_What is needed_. From the records below, extract all the text exactly and leave the images behind.

_Dataset excerpts_.
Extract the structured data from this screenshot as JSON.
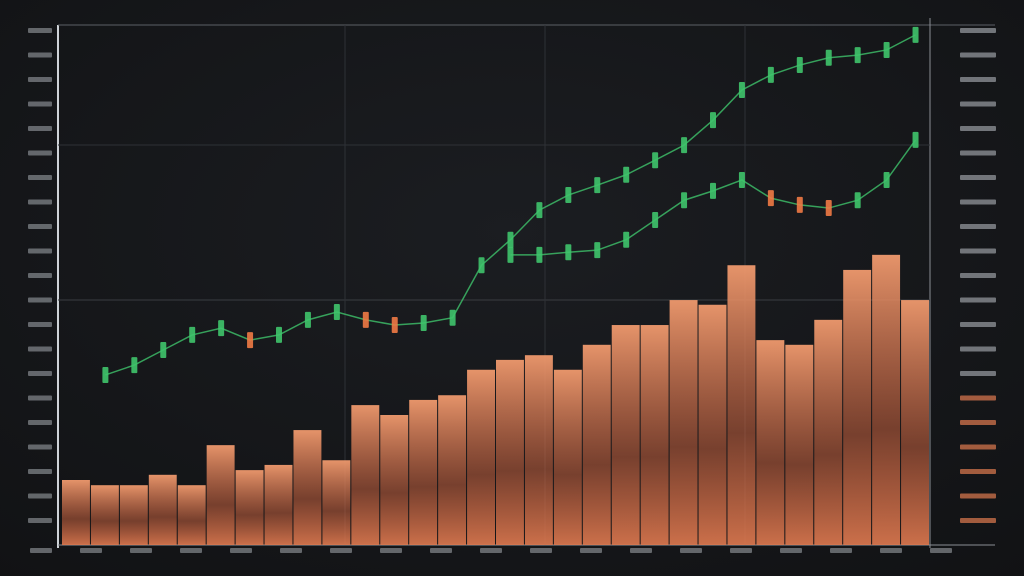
{
  "chart_data": {
    "type": "candlestick",
    "ylim": [
      0,
      100
    ],
    "series": [
      {
        "color": "#3fc46b",
        "values": [
          null,
          32.7,
          34.6,
          37.5,
          40.4,
          41.7,
          39.4,
          40.4,
          43.3,
          44.8,
          43.3,
          42.3,
          42.7,
          43.7,
          53.8,
          58.7,
          64.4,
          67.3,
          69.2,
          71.2,
          74,
          76.9,
          81.7,
          87.5,
          90.4,
          92.3,
          93.7,
          94.2,
          95.2,
          98.1
        ]
      },
      {
        "color": "#3fc46b",
        "values": [
          null,
          null,
          null,
          null,
          null,
          null,
          null,
          null,
          null,
          null,
          null,
          null,
          null,
          null,
          null,
          55.8,
          55.8,
          56.3,
          56.7,
          58.7,
          62.5,
          66.3,
          68.1,
          70.2,
          66.7,
          65.4,
          64.8,
          66.3,
          70.2,
          77.9
        ]
      }
    ],
    "volume": {
      "color": "#e8825a",
      "values": [
        12.5,
        11.5,
        11.5,
        13.5,
        11.5,
        19.2,
        14.4,
        15.4,
        22.1,
        16.3,
        26.9,
        25,
        27.9,
        28.8,
        33.7,
        35.6,
        36.5,
        33.7,
        38.5,
        42.3,
        42.3,
        47.1,
        46.2,
        53.8,
        39.4,
        38.5,
        43.3,
        52.9,
        55.8,
        47.1
      ]
    }
  }
}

_Result of the exercise_.
Extract the structured data from this screenshot as JSON.
{
  "chart_data": {
    "type": "candlestick",
    "ylim": [
      0,
      100
    ],
    "series": [
      {
        "color": "#3fc46b",
        "values": [
          null,
          32.7,
          34.6,
          37.5,
          40.4,
          41.7,
          39.4,
          40.4,
          43.3,
          44.8,
          43.3,
          42.3,
          42.7,
          43.7,
          53.8,
          58.7,
          64.4,
          67.3,
          69.2,
          71.2,
          74,
          76.9,
          81.7,
          87.5,
          90.4,
          92.3,
          93.7,
          94.2,
          95.2,
          98.1
        ]
      },
      {
        "color": "#3fc46b",
        "values": [
          null,
          null,
          null,
          null,
          null,
          null,
          null,
          null,
          null,
          null,
          null,
          null,
          null,
          null,
          null,
          55.8,
          55.8,
          56.3,
          56.7,
          58.7,
          62.5,
          66.3,
          68.1,
          70.2,
          66.7,
          65.4,
          64.8,
          66.3,
          70.2,
          77.9
        ]
      }
    ],
    "volume": {
      "color": "#e8825a",
      "values": [
        12.5,
        11.5,
        11.5,
        13.5,
        11.5,
        19.2,
        14.4,
        15.4,
        22.1,
        16.3,
        26.9,
        25,
        27.9,
        28.8,
        33.7,
        35.6,
        36.5,
        33.7,
        38.5,
        42.3,
        42.3,
        47.1,
        46.2,
        53.8,
        39.4,
        38.5,
        43.3,
        52.9,
        55.8,
        47.1
      ]
    }
  }
}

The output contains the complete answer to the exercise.